**Objective**
Please list each line in the listing below that contains the string "était", copying every such line in full.

— Start of Input records —

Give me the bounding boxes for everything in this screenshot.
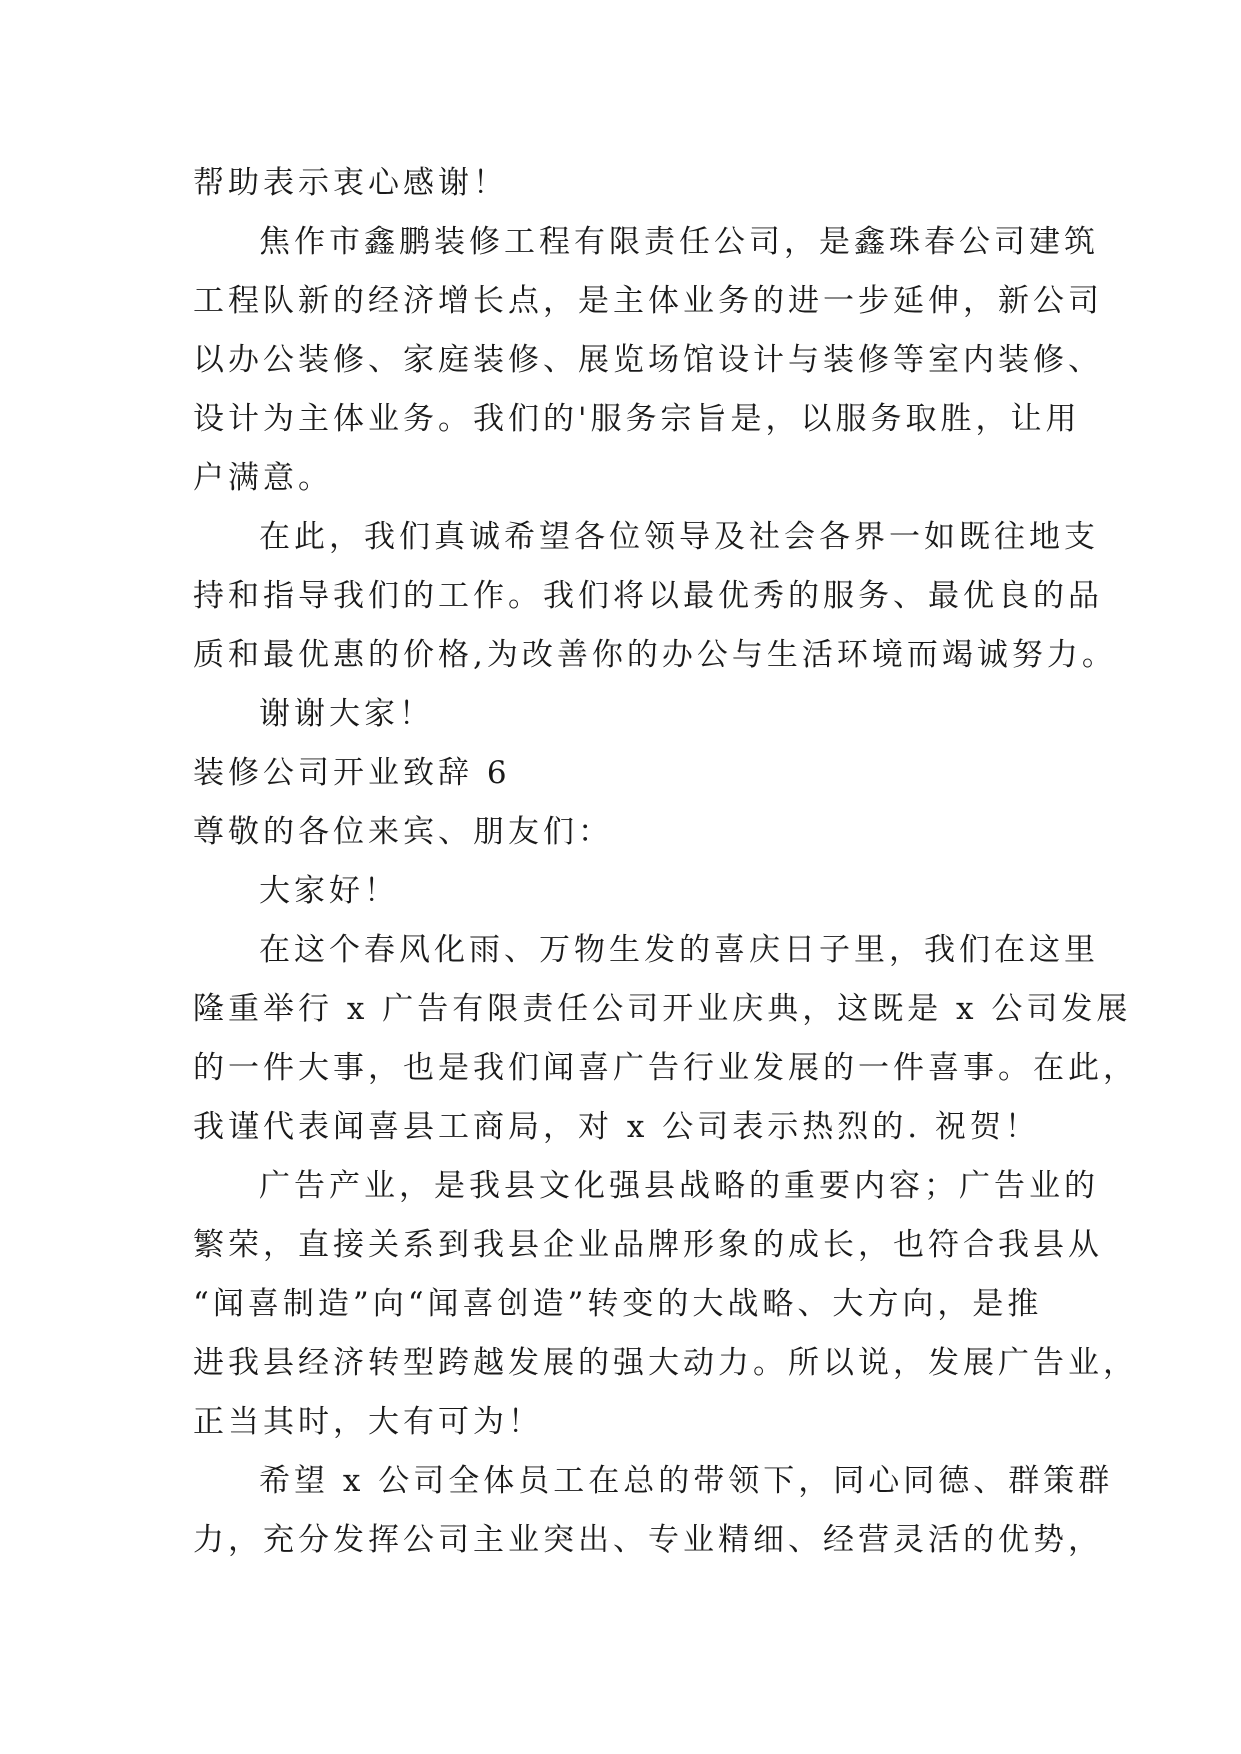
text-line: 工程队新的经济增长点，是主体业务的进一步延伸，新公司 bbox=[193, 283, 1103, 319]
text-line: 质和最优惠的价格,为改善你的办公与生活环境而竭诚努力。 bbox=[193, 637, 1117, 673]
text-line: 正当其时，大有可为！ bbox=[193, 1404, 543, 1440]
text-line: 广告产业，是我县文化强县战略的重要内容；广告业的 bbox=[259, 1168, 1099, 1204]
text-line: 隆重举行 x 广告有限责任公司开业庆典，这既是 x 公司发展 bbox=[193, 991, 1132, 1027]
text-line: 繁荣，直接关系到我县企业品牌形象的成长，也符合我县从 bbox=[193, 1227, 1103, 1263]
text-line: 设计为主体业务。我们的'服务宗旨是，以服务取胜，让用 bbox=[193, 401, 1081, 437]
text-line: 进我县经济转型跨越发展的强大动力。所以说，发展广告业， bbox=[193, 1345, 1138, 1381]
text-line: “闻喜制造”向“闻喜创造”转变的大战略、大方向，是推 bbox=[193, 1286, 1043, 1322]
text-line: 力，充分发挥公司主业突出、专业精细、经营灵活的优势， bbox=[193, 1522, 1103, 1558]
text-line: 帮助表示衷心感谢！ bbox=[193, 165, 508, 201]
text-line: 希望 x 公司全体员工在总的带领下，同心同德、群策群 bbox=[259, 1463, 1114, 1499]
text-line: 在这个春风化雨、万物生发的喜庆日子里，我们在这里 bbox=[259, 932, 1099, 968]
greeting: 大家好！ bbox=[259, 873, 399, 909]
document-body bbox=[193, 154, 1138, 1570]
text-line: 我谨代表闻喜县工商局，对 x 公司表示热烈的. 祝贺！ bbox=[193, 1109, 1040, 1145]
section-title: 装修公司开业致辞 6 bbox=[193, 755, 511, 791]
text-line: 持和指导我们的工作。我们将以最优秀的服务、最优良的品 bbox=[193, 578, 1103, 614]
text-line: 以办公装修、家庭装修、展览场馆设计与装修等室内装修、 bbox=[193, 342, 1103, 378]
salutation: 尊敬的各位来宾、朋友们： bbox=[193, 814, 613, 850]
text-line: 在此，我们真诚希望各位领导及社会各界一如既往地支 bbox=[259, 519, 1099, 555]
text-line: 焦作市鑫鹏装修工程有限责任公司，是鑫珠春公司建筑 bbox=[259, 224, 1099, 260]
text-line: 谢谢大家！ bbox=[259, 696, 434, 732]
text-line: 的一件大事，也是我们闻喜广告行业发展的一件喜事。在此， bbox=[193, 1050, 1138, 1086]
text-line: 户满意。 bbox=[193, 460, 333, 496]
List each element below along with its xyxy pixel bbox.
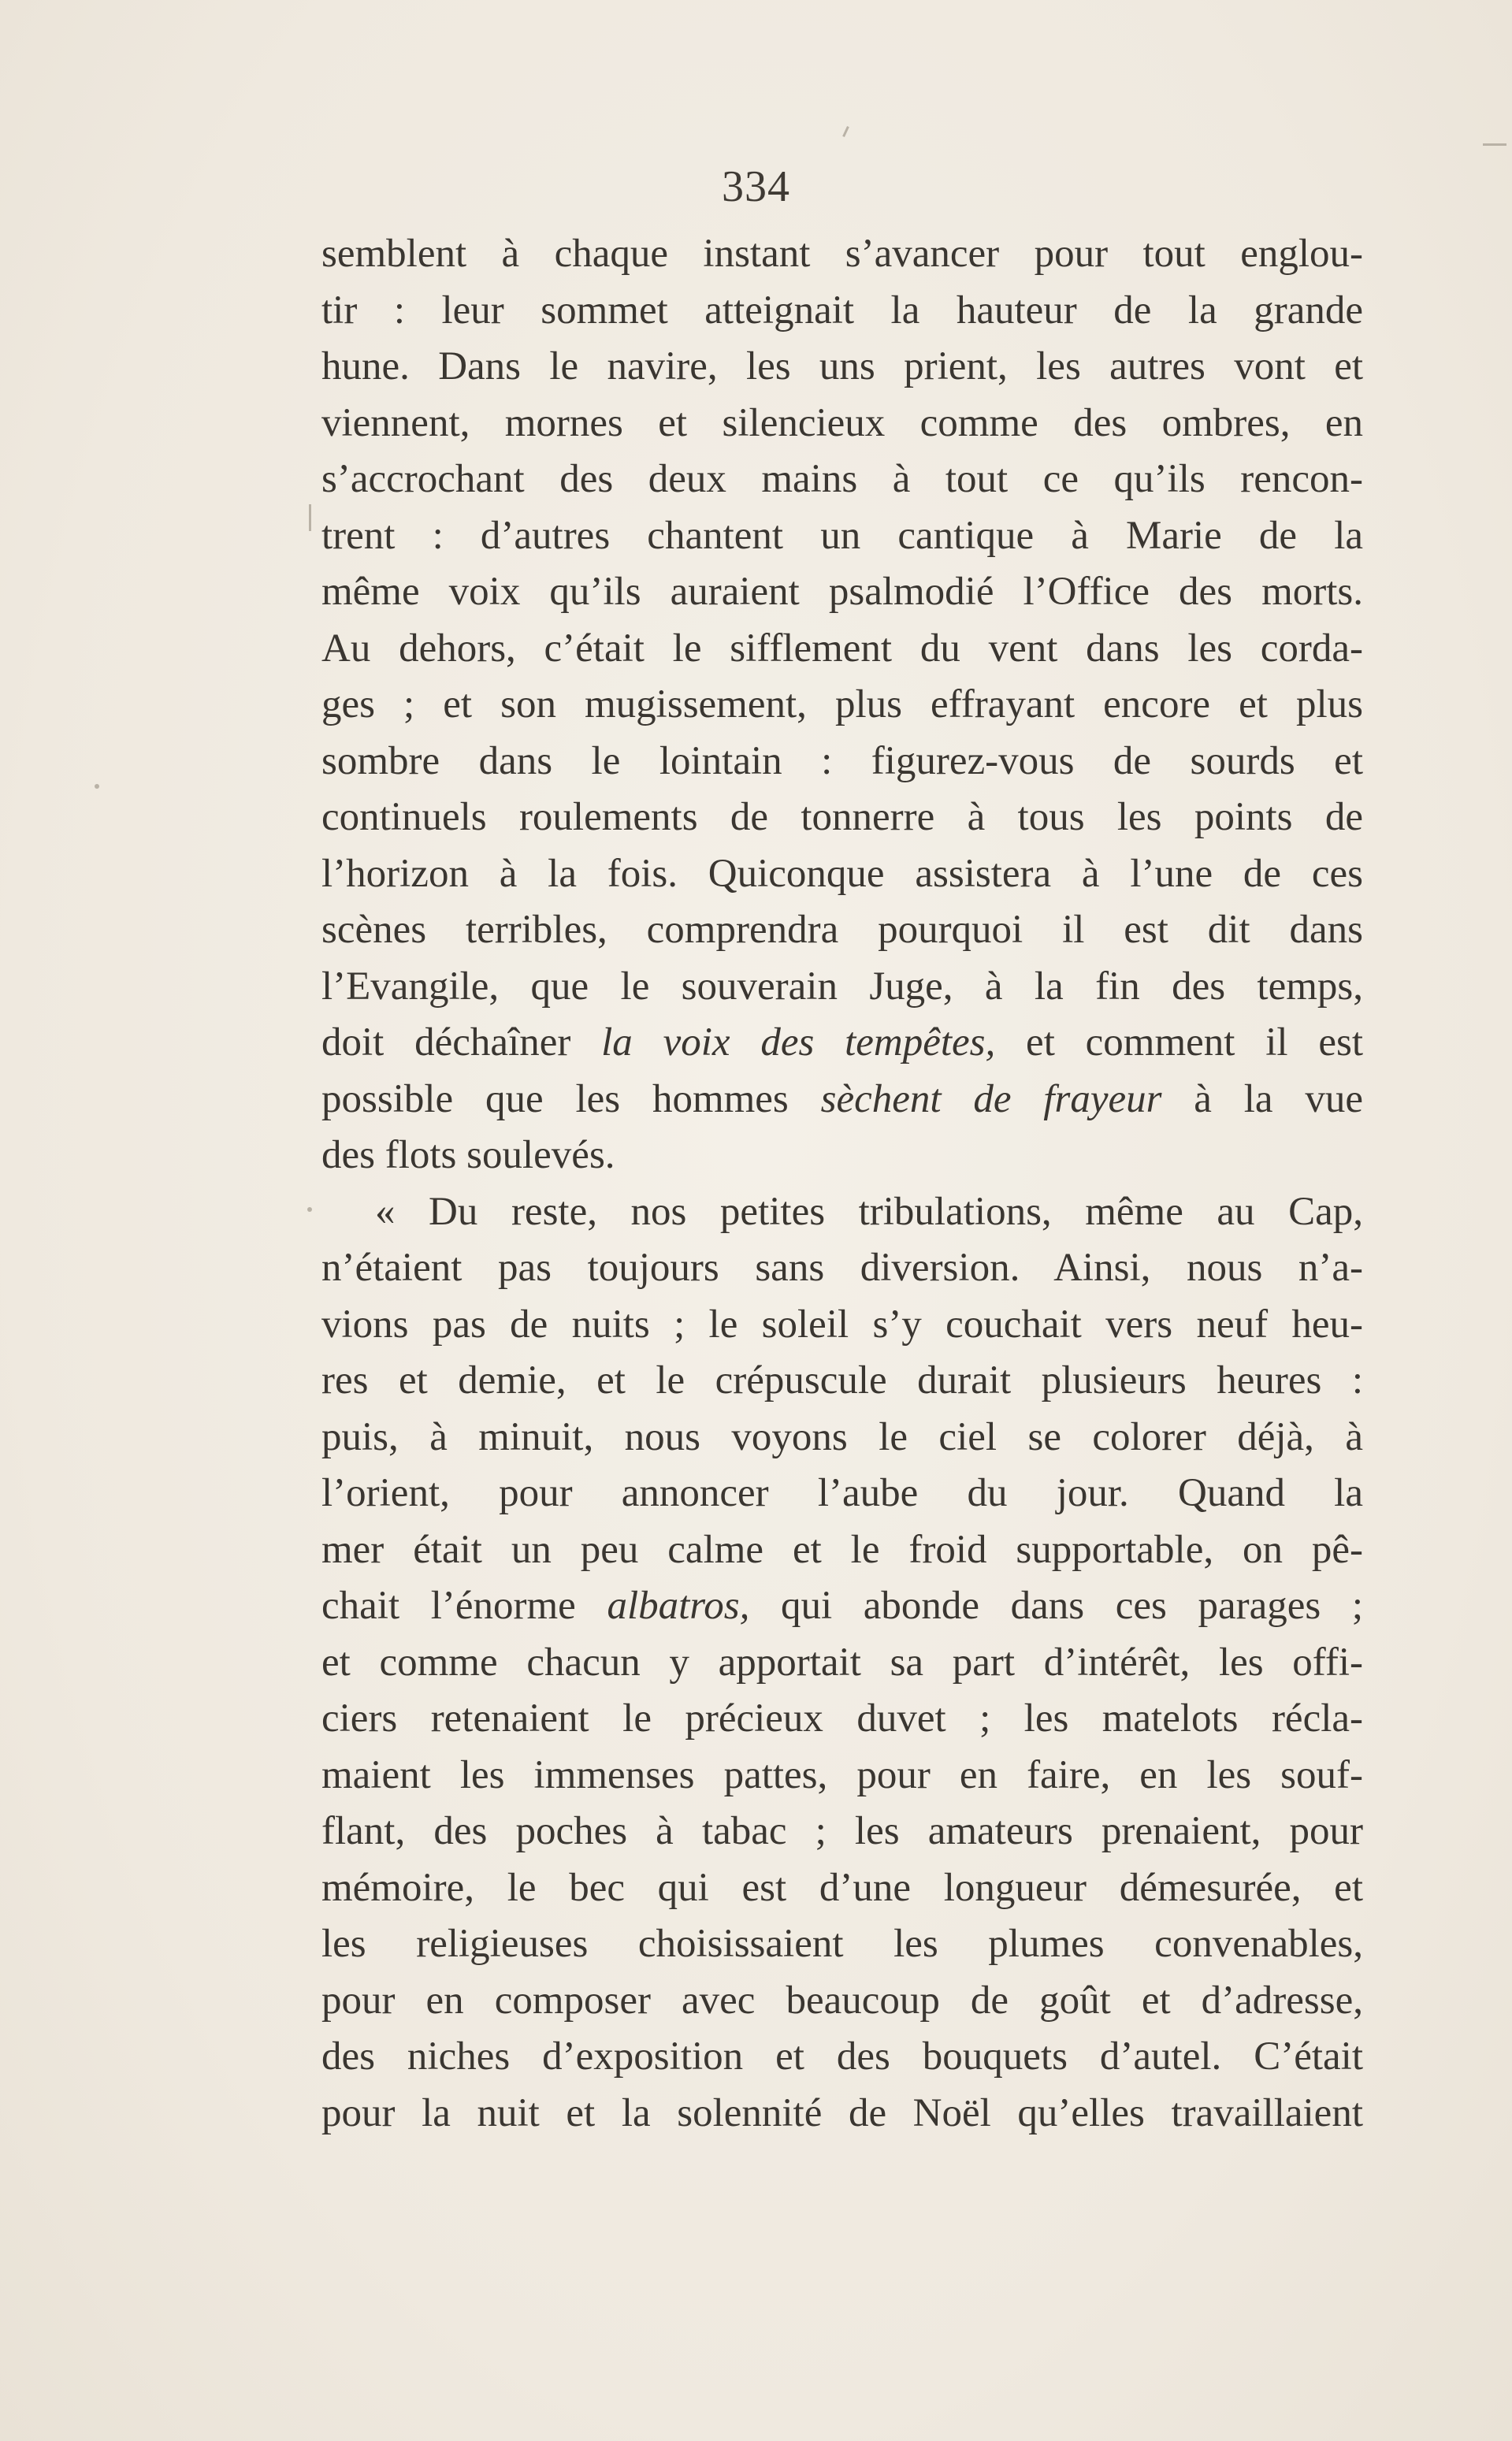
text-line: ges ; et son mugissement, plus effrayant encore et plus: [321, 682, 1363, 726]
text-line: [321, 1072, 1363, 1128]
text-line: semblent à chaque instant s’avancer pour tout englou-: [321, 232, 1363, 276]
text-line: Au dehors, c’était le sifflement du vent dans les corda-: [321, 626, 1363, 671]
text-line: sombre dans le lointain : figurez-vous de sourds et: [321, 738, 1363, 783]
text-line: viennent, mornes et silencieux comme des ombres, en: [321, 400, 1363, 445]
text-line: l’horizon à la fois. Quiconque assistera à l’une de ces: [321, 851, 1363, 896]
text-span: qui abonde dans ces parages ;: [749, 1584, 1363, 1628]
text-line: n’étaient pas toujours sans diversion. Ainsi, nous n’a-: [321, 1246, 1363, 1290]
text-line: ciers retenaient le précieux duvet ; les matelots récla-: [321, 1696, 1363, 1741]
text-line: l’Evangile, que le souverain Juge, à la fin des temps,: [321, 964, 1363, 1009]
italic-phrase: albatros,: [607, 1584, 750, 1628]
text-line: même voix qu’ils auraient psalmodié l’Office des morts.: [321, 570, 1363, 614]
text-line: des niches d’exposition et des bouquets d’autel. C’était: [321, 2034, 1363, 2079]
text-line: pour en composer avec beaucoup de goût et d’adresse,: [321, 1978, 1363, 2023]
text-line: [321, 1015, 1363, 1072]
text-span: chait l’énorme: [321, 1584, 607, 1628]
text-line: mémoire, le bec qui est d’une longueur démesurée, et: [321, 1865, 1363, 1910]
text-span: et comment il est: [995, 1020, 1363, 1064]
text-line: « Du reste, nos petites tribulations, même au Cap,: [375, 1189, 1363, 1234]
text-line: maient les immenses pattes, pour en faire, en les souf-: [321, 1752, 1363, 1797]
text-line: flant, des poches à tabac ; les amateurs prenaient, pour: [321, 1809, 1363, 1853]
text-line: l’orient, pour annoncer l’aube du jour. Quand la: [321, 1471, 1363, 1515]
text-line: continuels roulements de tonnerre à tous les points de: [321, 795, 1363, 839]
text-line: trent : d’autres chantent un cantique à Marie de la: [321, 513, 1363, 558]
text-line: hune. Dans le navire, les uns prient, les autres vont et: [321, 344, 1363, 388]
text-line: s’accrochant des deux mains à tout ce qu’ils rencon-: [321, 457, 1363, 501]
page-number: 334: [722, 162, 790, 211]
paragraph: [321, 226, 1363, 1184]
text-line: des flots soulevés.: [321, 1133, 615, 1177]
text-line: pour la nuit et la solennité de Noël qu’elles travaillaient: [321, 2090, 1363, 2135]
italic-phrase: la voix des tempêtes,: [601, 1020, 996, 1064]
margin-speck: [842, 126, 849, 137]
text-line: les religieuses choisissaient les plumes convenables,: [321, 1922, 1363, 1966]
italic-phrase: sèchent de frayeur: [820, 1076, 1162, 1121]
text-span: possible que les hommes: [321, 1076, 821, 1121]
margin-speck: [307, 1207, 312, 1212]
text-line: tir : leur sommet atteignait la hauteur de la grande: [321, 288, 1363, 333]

— End of Input records —

**Result of this exercise**
text-line: Au dehors, c’était le sifflement du vent dans les corda-: [321, 626, 1363, 671]
text-line: des niches d’exposition et des bouquets d’autel. C’était: [321, 2034, 1363, 2079]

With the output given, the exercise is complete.